■ Goal: Return every entry exactly as written.

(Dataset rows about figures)
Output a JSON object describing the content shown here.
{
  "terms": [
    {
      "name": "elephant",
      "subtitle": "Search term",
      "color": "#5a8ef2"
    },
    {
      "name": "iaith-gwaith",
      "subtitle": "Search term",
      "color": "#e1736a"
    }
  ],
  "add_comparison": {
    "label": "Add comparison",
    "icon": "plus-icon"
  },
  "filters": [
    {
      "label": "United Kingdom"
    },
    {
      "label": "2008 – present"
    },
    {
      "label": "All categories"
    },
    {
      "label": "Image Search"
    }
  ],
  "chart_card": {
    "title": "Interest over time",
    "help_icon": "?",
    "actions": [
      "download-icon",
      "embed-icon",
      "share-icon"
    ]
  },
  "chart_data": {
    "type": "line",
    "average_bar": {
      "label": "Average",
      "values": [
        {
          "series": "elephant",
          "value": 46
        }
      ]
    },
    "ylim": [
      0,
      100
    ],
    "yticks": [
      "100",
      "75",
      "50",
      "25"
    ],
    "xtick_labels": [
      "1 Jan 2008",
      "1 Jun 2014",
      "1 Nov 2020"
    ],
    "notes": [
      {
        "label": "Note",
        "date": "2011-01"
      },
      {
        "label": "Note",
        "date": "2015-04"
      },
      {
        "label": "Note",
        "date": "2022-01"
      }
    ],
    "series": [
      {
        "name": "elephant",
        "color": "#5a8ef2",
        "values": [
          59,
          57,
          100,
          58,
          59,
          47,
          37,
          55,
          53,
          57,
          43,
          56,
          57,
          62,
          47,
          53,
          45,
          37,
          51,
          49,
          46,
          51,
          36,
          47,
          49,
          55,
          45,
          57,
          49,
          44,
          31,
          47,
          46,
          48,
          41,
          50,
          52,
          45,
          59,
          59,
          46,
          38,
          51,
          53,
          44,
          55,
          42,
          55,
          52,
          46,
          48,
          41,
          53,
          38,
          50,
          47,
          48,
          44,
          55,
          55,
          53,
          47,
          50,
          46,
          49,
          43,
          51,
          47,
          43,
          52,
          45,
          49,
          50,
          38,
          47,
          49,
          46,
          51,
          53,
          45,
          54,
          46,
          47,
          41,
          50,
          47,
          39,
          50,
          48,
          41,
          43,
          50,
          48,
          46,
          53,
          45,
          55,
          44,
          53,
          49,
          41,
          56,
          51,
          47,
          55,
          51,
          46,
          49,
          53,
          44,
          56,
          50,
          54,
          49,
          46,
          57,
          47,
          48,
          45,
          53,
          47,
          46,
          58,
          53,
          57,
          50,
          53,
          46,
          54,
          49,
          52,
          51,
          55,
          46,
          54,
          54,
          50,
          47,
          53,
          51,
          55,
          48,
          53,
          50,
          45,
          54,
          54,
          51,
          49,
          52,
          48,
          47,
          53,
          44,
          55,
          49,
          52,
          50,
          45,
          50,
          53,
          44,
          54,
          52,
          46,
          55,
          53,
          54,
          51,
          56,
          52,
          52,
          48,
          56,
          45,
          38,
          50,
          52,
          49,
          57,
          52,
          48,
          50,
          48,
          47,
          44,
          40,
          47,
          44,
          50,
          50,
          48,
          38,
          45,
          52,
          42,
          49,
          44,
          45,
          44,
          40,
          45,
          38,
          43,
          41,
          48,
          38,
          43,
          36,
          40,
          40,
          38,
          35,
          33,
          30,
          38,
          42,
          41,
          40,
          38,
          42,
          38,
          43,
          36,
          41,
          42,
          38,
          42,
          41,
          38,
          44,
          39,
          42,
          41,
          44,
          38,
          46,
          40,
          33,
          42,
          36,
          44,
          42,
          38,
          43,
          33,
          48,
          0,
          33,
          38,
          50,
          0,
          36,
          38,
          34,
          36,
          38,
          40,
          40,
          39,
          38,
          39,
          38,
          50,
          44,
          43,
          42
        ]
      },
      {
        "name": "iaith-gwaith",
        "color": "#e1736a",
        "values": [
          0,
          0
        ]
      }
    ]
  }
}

■ Exercise answer:
Output a JSON object describing the content shown here.
{
  "terms": [
    {
      "name": "elephant",
      "subtitle": "Search term",
      "color": "#5a8ef2"
    },
    {
      "name": "iaith-gwaith",
      "subtitle": "Search term",
      "color": "#e1736a"
    }
  ],
  "add_comparison": {
    "label": "Add comparison",
    "icon": "plus-icon"
  },
  "filters": [
    {
      "label": "United Kingdom"
    },
    {
      "label": "2008 – present"
    },
    {
      "label": "All categories"
    },
    {
      "label": "Image Search"
    }
  ],
  "chart_card": {
    "title": "Interest over time",
    "help_icon": "?",
    "actions": [
      "download-icon",
      "embed-icon",
      "share-icon"
    ]
  },
  "chart_data": {
    "type": "line",
    "average_bar": {
      "label": "Average",
      "values": [
        {
          "series": "elephant",
          "value": 46
        }
      ]
    },
    "ylim": [
      0,
      100
    ],
    "yticks": [
      "100",
      "75",
      "50",
      "25"
    ],
    "xtick_labels": [
      "1 Jan 2008",
      "1 Jun 2014",
      "1 Nov 2020"
    ],
    "notes": [
      {
        "label": "Note",
        "date": "2011-01"
      },
      {
        "label": "Note",
        "date": "2015-04"
      },
      {
        "label": "Note",
        "date": "2022-01"
      }
    ],
    "series": [
      {
        "name": "elephant",
        "color": "#5a8ef2",
        "values": [
          59,
          57,
          100,
          58,
          59,
          47,
          37,
          55,
          53,
          57,
          43,
          56,
          57,
          62,
          47,
          53,
          45,
          37,
          51,
          49,
          46,
          51,
          36,
          47,
          49,
          55,
          45,
          57,
          49,
          44,
          31,
          47,
          46,
          48,
          41,
          50,
          52,
          45,
          59,
          59,
          46,
          38,
          51,
          53,
          44,
          55,
          42,
          55,
          52,
          46,
          48,
          41,
          53,
          38,
          50,
          47,
          48,
          44,
          55,
          55,
          53,
          47,
          50,
          46,
          49,
          43,
          51,
          47,
          43,
          52,
          45,
          49,
          50,
          38,
          47,
          49,
          46,
          51,
          53,
          45,
          54,
          46,
          47,
          41,
          50,
          47,
          39,
          50,
          48,
          41,
          43,
          50,
          48,
          46,
          53,
          45,
          55,
          44,
          53,
          49,
          41,
          56,
          51,
          47,
          55,
          51,
          46,
          49,
          53,
          44,
          56,
          50,
          54,
          49,
          46,
          57,
          47,
          48,
          45,
          53,
          47,
          46,
          58,
          53,
          57,
          50,
          53,
          46,
          54,
          49,
          52,
          51,
          55,
          46,
          54,
          54,
          50,
          47,
          53,
          51,
          55,
          48,
          53,
          50,
          45,
          54,
          54,
          51,
          49,
          52,
          48,
          47,
          53,
          44,
          55,
          49,
          52,
          50,
          45,
          50,
          53,
          44,
          54,
          52,
          46,
          55,
          53,
          54,
          51,
          56,
          52,
          52,
          48,
          56,
          45,
          38,
          50,
          52,
          49,
          57,
          52,
          48,
          50,
          48,
          47,
          44,
          40,
          47,
          44,
          50,
          50,
          48,
          38,
          45,
          52,
          42,
          49,
          44,
          45,
          44,
          40,
          45,
          38,
          43,
          41,
          48,
          38,
          43,
          36,
          40,
          40,
          38,
          35,
          33,
          30,
          38,
          42,
          41,
          40,
          38,
          42,
          38,
          43,
          36,
          41,
          42,
          38,
          42,
          41,
          38,
          44,
          39,
          42,
          41,
          44,
          38,
          46,
          40,
          33,
          42,
          36,
          44,
          42,
          38,
          43,
          33,
          48,
          0,
          33,
          38,
          50,
          0,
          36,
          38,
          34,
          36,
          38,
          40,
          40,
          39,
          38,
          39,
          38,
          50,
          44,
          43,
          42
        ]
      },
      {
        "name": "iaith-gwaith",
        "color": "#e1736a",
        "values": [
          0,
          0
        ]
      }
    ]
  }
}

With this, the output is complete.